**Problem details**
What follows are records. Restate all of them word for word.
## START Source records
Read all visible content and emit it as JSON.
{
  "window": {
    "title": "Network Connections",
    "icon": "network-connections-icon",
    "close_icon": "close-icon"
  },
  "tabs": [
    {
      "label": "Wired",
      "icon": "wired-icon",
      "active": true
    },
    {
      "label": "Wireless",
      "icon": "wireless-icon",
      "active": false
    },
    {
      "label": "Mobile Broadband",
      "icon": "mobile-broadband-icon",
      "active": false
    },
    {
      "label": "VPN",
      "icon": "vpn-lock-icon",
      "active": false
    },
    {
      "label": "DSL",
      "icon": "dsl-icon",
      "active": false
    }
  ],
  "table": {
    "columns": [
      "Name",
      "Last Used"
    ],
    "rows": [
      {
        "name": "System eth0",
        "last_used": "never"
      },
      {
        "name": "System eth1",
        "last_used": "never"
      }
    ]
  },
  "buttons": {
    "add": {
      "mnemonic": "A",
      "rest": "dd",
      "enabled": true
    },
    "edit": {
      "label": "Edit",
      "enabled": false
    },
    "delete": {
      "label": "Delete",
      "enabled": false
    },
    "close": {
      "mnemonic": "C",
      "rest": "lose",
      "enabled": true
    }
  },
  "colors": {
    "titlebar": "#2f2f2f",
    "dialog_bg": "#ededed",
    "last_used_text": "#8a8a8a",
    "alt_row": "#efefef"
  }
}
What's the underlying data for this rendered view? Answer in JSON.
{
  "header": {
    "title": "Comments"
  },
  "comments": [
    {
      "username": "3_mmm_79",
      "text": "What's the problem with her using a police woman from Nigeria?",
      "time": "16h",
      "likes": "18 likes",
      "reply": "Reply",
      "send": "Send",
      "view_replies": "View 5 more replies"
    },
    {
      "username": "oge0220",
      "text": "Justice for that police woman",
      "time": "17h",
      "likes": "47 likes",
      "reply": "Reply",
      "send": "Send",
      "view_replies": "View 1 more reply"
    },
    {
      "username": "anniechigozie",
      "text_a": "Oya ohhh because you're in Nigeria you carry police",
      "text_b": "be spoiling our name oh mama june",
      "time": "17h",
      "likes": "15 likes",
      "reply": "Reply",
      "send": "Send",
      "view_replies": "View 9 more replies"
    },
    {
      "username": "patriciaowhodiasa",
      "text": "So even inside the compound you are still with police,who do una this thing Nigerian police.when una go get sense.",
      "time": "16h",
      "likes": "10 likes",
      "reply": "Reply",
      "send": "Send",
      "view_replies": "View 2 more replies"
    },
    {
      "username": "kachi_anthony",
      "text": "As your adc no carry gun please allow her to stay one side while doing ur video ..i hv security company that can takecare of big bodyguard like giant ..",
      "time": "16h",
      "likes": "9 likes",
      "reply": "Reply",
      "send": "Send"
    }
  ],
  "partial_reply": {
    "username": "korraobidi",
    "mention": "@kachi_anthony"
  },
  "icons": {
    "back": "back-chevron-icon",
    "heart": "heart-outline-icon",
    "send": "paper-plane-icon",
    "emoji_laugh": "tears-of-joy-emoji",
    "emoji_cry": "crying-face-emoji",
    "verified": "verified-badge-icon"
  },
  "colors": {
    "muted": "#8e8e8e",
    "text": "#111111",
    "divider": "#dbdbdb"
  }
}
## END Source records
**The result**
Read all visible content and emit it as JSON.
{
  "window": {
    "title": "Network Connections",
    "icon": "network-connections-icon",
    "close_icon": "close-icon"
  },
  "tabs": [
    {
      "label": "Wired",
      "icon": "wired-icon",
      "active": true
    },
    {
      "label": "Wireless",
      "icon": "wireless-icon",
      "active": false
    },
    {
      "label": "Mobile Broadband",
      "icon": "mobile-broadband-icon",
      "active": false
    },
    {
      "label": "VPN",
      "icon": "vpn-lock-icon",
      "active": false
    },
    {
      "label": "DSL",
      "icon": "dsl-icon",
      "active": false
    }
  ],
  "table": {
    "columns": [
      "Name",
      "Last Used"
    ],
    "rows": [
      {
        "name": "System eth0",
        "last_used": "never"
      },
      {
        "name": "System eth1",
        "last_used": "never"
      }
    ]
  },
  "buttons": {
    "add": {
      "mnemonic": "A",
      "rest": "dd",
      "enabled": true
    },
    "edit": {
      "label": "Edit",
      "enabled": false
    },
    "delete": {
      "label": "Delete",
      "enabled": false
    },
    "close": {
      "mnemonic": "C",
      "rest": "lose",
      "enabled": true
    }
  },
  "colors": {
    "titlebar": "#2f2f2f",
    "dialog_bg": "#ededed",
    "last_used_text": "#8a8a8a",
    "alt_row": "#efefef"
  }
}
What's the underlying data for this rendered view? Answer in JSON.
{
  "header": {
    "title": "Comments"
  },
  "comments": [
    {
      "username": "3_mmm_79",
      "text": "What's the problem with her using a police woman from Nigeria?",
      "time": "16h",
      "likes": "18 likes",
      "reply": "Reply",
      "send": "Send",
      "view_replies": "View 5 more replies"
    },
    {
      "username": "oge0220",
      "text": "Justice for that police woman",
      "time": "17h",
      "likes": "47 likes",
      "reply": "Reply",
      "send": "Send",
      "view_replies": "View 1 more reply"
    },
    {
      "username": "anniechigozie",
      "text_a": "Oya ohhh because you're in Nigeria you carry police",
      "text_b": "be spoiling our name oh mama june",
      "time": "17h",
      "likes": "15 likes",
      "reply": "Reply",
      "send": "Send",
      "view_replies": "View 9 more replies"
    },
    {
      "username": "patriciaowhodiasa",
      "text": "So even inside the compound you are still with police,who do una this thing Nigerian police.when una go get sense.",
      "time": "16h",
      "likes": "10 likes",
      "reply": "Reply",
      "send": "Send",
      "view_replies": "View 2 more replies"
    },
    {
      "username": "kachi_anthony",
      "text": "As your adc no carry gun please allow her to stay one side while doing ur video ..i hv security company that can takecare of big bodyguard like giant ..",
      "time": "16h",
      "likes": "9 likes",
      "reply": "Reply",
      "send": "Send"
    }
  ],
  "partial_reply": {
    "username": "korraobidi",
    "mention": "@kachi_anthony"
  },
  "icons": {
    "back": "back-chevron-icon",
    "heart": "heart-outline-icon",
    "send": "paper-plane-icon",
    "emoji_laugh": "tears-of-joy-emoji",
    "emoji_cry": "crying-face-emoji",
    "verified": "verified-badge-icon"
  },
  "colors": {
    "muted": "#8e8e8e",
    "text": "#111111",
    "divider": "#dbdbdb"
  }
}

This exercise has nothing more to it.